#### [Directions for this task]
Find how many lines in the data below mention "content". Give the number only.

------ Record list

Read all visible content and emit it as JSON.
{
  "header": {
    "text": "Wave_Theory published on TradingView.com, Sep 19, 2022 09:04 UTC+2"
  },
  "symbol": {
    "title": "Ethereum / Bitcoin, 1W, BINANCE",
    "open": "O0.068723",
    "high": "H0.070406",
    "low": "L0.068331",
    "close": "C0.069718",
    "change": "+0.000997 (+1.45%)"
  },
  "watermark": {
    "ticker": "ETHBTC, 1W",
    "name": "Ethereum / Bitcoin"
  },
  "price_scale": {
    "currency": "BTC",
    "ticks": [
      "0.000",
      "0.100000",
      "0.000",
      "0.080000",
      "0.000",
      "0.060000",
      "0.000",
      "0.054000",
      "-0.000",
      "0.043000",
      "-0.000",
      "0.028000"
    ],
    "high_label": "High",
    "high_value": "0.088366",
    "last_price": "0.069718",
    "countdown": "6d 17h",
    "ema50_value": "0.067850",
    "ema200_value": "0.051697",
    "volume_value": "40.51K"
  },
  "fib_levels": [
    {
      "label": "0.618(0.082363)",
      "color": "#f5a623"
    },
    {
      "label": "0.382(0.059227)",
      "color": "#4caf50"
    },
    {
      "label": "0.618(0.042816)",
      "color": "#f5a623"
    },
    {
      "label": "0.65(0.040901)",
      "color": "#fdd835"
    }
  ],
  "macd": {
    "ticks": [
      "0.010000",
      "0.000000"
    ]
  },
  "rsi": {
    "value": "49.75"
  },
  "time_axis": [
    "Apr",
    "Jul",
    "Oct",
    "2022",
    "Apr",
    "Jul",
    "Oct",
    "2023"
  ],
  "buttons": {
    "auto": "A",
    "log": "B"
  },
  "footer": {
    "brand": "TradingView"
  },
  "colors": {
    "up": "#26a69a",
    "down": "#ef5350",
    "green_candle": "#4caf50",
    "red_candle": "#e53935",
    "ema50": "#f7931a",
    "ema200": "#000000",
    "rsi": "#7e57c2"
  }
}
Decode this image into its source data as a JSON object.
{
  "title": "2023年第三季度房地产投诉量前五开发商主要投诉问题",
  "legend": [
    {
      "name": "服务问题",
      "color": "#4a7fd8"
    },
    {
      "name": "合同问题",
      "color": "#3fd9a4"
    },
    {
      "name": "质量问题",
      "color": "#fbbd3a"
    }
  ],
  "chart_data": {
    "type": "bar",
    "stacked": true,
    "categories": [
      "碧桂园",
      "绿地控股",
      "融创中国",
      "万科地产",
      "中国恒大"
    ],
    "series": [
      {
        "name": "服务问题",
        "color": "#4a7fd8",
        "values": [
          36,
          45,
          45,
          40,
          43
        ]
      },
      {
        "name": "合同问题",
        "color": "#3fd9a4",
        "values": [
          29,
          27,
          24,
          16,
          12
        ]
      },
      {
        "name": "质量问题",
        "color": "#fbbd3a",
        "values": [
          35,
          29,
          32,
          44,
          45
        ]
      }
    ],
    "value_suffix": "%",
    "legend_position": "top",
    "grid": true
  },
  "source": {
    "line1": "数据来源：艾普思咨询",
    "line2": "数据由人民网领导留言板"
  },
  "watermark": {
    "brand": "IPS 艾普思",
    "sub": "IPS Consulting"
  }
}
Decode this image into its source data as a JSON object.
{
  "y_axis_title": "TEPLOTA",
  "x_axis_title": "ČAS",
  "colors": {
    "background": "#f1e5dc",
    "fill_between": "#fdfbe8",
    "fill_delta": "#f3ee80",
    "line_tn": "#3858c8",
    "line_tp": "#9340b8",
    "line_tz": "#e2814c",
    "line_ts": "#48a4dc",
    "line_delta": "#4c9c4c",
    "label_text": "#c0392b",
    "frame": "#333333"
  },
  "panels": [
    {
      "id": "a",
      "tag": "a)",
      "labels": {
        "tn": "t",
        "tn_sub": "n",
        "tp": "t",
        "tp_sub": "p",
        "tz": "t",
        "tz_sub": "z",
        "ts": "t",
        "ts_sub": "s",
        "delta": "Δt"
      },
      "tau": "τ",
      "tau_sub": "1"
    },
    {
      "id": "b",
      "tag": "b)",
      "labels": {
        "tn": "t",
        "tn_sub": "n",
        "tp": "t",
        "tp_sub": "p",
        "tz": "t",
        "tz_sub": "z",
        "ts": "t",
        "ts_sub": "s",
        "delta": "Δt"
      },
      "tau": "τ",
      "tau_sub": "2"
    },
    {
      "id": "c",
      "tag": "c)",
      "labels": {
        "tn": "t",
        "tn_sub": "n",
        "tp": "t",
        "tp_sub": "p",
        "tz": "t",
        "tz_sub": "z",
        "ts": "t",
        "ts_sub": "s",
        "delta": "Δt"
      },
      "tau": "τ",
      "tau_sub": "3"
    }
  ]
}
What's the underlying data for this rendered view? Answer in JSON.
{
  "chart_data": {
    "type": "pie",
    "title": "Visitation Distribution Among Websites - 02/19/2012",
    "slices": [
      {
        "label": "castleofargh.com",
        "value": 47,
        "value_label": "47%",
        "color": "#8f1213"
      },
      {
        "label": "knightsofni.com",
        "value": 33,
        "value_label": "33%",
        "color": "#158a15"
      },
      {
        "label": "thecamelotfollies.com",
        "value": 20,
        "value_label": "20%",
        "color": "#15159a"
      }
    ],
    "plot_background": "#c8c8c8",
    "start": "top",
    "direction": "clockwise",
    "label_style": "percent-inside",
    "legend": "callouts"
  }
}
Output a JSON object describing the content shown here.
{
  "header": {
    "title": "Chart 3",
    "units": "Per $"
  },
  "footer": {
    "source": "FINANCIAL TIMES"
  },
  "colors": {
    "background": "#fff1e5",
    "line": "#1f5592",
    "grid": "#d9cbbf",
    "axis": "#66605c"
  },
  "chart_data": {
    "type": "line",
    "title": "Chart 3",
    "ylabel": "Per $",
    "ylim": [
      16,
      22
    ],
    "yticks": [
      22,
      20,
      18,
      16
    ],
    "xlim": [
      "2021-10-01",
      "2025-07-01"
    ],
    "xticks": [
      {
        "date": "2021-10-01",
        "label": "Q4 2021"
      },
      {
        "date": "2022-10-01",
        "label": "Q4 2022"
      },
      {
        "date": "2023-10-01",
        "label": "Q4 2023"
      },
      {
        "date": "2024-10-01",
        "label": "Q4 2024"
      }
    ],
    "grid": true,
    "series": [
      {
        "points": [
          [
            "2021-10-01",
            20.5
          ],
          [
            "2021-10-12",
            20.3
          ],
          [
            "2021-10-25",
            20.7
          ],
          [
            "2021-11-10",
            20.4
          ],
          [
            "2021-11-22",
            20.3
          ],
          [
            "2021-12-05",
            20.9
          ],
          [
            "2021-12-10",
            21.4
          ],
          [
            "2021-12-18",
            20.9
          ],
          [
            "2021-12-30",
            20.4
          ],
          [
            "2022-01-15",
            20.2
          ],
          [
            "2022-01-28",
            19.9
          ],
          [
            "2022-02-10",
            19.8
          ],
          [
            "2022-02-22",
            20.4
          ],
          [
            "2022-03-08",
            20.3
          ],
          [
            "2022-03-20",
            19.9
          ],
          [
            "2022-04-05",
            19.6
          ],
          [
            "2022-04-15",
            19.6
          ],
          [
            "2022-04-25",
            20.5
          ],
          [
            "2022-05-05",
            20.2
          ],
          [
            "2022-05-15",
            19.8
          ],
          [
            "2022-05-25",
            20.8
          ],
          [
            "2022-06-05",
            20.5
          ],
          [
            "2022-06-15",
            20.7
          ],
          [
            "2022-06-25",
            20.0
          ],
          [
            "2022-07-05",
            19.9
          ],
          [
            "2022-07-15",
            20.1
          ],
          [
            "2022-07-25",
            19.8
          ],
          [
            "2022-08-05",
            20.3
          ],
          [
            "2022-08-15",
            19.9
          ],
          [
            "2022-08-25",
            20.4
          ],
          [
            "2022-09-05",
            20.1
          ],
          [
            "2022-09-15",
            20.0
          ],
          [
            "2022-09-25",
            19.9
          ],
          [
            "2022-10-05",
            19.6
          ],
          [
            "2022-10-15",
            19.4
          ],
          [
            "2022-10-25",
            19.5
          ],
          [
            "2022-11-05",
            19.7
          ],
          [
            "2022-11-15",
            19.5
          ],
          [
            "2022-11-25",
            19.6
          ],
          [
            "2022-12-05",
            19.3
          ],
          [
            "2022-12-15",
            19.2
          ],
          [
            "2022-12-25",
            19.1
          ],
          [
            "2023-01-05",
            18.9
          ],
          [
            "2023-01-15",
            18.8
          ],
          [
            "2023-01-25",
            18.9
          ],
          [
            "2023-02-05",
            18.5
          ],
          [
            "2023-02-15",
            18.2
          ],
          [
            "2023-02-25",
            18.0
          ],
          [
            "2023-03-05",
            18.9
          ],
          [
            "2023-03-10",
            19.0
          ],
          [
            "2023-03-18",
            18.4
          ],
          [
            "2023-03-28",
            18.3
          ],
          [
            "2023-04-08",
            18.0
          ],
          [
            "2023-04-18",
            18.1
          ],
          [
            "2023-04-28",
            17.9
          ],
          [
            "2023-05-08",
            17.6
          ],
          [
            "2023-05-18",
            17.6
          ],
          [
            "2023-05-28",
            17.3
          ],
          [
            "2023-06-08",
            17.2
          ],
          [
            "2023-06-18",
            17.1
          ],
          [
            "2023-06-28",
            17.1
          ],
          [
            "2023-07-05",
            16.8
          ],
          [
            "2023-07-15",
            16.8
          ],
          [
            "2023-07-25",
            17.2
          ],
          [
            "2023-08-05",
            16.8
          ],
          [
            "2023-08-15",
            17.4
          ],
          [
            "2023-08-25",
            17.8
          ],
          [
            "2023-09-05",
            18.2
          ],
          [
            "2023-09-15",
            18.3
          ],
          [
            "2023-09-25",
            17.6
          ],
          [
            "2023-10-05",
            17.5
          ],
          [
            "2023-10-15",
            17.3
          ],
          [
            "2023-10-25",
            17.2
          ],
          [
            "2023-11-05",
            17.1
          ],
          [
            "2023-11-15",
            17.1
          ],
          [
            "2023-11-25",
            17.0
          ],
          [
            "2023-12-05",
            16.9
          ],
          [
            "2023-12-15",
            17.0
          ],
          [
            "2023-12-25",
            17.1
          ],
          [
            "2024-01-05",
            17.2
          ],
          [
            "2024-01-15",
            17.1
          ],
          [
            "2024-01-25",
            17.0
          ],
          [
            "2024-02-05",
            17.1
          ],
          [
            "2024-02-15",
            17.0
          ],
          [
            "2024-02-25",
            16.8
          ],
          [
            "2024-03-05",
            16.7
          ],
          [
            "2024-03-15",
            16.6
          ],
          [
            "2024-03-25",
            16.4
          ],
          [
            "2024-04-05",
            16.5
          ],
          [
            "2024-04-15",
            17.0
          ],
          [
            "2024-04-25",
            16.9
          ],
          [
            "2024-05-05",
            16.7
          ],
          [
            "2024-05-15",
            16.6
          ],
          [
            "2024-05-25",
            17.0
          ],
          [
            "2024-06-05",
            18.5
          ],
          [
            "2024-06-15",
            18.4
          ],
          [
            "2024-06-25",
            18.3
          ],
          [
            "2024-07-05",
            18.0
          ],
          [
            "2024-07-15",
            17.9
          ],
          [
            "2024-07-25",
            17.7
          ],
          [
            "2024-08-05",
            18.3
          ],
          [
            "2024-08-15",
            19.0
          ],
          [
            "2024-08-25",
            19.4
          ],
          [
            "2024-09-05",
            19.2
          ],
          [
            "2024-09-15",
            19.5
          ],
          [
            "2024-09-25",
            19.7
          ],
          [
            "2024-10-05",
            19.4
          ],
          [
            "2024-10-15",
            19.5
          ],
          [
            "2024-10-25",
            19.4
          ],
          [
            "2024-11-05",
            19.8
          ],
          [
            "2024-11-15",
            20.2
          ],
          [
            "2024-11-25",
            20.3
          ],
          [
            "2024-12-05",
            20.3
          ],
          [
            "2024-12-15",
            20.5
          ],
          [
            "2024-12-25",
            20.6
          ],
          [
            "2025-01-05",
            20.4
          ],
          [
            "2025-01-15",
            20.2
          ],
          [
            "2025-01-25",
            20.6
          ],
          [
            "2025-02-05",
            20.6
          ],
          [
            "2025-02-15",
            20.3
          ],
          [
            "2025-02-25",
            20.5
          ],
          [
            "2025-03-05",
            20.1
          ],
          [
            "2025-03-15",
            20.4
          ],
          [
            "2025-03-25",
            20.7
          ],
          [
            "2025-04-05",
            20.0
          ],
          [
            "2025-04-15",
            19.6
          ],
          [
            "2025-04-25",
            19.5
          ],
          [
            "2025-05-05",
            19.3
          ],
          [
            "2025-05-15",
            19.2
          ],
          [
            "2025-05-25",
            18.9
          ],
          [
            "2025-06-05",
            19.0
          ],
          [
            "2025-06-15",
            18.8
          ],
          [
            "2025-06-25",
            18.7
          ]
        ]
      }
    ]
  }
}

------------

#### [Correct response]
2